* **Stored items**
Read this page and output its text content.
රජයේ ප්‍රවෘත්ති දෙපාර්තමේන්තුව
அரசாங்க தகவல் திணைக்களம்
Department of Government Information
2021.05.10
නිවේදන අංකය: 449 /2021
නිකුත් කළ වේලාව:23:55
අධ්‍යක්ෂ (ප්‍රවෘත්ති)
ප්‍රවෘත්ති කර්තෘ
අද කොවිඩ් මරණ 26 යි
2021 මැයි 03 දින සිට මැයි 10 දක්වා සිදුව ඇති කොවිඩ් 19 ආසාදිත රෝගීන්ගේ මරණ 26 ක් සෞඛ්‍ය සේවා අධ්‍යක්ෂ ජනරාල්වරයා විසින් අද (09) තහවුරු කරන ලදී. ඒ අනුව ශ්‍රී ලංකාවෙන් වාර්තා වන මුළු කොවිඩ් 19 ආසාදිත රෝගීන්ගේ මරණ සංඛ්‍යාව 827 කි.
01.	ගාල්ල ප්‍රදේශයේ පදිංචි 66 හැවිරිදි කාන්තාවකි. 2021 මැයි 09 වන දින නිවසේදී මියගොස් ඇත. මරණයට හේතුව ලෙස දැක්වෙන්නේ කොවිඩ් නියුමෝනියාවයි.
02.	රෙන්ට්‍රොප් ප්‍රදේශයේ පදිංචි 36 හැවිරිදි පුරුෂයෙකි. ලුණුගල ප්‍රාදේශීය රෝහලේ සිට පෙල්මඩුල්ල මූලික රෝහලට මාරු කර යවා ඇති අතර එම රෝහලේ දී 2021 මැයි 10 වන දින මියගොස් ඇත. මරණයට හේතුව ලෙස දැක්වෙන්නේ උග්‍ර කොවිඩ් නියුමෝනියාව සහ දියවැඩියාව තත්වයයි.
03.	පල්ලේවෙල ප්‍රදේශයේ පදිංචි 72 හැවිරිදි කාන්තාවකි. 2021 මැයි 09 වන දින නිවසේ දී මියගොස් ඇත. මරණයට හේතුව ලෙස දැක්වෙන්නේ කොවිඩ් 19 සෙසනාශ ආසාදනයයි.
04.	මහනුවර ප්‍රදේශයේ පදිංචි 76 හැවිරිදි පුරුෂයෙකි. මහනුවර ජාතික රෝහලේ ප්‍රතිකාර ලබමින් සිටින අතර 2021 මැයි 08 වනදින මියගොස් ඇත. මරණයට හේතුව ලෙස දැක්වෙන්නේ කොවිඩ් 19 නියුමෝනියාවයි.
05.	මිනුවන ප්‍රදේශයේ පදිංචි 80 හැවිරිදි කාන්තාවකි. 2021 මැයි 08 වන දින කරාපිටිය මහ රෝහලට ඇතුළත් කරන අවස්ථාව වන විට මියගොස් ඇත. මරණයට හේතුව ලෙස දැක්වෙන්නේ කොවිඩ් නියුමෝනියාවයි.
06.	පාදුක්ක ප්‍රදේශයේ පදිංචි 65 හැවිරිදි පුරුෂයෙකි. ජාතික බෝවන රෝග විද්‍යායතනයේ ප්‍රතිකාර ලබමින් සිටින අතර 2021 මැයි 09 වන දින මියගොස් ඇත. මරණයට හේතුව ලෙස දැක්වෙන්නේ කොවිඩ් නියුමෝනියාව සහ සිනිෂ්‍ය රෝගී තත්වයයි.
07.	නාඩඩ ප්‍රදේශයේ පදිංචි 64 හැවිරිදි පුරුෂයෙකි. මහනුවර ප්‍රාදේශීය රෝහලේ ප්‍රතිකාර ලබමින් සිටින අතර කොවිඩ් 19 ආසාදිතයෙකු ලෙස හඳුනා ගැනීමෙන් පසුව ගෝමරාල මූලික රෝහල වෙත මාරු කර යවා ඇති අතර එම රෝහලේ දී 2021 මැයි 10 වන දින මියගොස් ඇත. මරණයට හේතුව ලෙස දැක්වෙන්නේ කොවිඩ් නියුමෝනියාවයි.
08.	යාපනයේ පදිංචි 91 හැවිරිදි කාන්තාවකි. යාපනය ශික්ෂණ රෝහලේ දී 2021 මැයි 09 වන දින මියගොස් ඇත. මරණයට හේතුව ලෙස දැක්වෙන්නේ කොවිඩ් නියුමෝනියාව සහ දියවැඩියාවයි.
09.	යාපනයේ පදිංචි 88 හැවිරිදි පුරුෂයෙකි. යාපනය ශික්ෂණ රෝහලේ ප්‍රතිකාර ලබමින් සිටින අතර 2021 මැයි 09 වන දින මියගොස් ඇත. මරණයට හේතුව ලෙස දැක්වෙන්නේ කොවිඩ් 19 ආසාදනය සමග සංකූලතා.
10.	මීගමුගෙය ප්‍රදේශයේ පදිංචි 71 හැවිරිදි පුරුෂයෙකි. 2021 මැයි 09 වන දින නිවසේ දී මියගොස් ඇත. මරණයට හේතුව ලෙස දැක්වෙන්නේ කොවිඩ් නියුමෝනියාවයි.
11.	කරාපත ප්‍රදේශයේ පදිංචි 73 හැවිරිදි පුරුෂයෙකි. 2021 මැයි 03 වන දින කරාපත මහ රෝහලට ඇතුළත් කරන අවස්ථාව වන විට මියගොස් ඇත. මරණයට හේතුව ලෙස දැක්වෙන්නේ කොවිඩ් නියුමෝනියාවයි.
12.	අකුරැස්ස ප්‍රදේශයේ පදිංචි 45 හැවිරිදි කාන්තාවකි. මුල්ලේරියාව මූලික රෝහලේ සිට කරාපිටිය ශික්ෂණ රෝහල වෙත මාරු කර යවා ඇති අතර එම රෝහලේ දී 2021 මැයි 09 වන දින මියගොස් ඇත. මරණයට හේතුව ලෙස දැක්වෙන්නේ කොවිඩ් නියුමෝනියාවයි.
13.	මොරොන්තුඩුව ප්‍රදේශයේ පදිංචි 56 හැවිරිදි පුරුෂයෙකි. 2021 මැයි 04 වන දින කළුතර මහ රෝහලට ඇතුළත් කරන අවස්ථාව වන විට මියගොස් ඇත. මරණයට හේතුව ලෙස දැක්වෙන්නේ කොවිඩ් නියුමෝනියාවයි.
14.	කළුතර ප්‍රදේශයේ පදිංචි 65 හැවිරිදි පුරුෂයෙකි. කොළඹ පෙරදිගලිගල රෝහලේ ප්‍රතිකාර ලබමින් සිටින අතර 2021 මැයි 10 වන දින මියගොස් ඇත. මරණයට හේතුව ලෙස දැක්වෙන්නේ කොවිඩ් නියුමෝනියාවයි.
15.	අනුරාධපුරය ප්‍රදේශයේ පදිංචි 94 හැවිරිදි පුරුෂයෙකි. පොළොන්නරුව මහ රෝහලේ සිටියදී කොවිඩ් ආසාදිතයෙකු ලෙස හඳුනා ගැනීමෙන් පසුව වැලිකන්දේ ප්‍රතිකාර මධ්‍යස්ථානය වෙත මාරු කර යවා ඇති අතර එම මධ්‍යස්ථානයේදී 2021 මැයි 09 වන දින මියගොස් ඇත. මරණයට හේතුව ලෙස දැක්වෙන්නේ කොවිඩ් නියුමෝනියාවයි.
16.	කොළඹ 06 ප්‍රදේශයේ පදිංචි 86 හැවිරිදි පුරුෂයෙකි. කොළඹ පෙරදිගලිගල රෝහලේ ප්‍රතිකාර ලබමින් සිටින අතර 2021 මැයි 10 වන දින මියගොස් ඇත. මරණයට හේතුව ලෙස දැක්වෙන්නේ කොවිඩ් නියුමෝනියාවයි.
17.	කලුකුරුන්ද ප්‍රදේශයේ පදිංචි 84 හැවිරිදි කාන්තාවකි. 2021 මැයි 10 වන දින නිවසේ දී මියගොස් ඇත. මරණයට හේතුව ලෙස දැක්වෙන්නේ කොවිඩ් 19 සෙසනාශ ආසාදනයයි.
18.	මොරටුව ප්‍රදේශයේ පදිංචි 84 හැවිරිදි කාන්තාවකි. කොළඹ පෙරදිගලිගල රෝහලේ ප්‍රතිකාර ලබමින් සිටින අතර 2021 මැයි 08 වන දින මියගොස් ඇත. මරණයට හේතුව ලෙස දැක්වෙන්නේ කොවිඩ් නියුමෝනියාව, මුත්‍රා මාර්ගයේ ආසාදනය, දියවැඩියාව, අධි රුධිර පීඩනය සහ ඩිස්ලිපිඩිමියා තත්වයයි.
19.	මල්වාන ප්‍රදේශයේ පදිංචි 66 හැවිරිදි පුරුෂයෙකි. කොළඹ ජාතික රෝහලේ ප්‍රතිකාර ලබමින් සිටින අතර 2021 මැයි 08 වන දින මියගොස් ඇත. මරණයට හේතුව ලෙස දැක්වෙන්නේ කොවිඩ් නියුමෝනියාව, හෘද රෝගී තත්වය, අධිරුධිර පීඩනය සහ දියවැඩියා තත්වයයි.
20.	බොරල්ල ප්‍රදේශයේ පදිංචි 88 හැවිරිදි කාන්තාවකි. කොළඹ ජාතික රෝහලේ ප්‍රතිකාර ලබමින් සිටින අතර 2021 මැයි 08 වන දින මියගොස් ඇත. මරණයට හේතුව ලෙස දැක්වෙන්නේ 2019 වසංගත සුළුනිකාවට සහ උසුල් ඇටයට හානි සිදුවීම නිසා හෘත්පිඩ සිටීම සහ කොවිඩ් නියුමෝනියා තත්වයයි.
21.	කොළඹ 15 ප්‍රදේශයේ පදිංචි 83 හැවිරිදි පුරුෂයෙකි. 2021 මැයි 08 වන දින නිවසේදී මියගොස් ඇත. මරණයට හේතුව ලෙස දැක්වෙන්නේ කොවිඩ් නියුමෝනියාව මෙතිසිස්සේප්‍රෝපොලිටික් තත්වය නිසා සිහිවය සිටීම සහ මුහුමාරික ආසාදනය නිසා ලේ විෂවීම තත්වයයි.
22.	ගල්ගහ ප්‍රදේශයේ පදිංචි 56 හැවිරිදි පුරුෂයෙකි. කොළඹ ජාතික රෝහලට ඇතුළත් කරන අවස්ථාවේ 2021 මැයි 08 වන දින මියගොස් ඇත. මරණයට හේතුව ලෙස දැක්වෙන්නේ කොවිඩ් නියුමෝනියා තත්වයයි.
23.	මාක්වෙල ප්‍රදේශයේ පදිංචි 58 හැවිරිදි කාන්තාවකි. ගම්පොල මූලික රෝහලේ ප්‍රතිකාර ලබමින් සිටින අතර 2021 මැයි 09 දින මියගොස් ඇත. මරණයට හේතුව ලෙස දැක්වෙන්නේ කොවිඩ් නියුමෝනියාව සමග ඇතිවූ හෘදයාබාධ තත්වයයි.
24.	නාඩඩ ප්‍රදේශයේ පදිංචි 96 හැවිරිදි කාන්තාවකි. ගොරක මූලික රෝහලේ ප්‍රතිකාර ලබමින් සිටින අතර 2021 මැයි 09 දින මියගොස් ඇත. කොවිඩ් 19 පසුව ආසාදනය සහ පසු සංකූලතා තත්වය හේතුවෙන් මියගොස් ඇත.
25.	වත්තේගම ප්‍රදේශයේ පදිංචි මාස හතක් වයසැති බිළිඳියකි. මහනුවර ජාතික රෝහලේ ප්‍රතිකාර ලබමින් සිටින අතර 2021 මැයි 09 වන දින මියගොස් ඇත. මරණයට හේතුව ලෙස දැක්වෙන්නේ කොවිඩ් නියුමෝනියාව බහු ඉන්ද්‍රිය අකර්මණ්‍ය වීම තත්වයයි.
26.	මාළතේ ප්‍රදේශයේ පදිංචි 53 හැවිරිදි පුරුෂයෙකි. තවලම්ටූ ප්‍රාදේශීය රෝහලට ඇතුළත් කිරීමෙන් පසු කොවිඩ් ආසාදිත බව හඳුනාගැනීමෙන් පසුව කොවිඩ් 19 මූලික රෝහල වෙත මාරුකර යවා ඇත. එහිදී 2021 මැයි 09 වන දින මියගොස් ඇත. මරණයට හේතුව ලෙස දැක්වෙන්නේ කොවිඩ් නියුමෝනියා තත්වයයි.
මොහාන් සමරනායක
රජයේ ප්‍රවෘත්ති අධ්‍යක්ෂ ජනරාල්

* **Your task**
Of all the lines in the material above, how many contain the word "දනයය"? Give only the count.

* **Result below**
2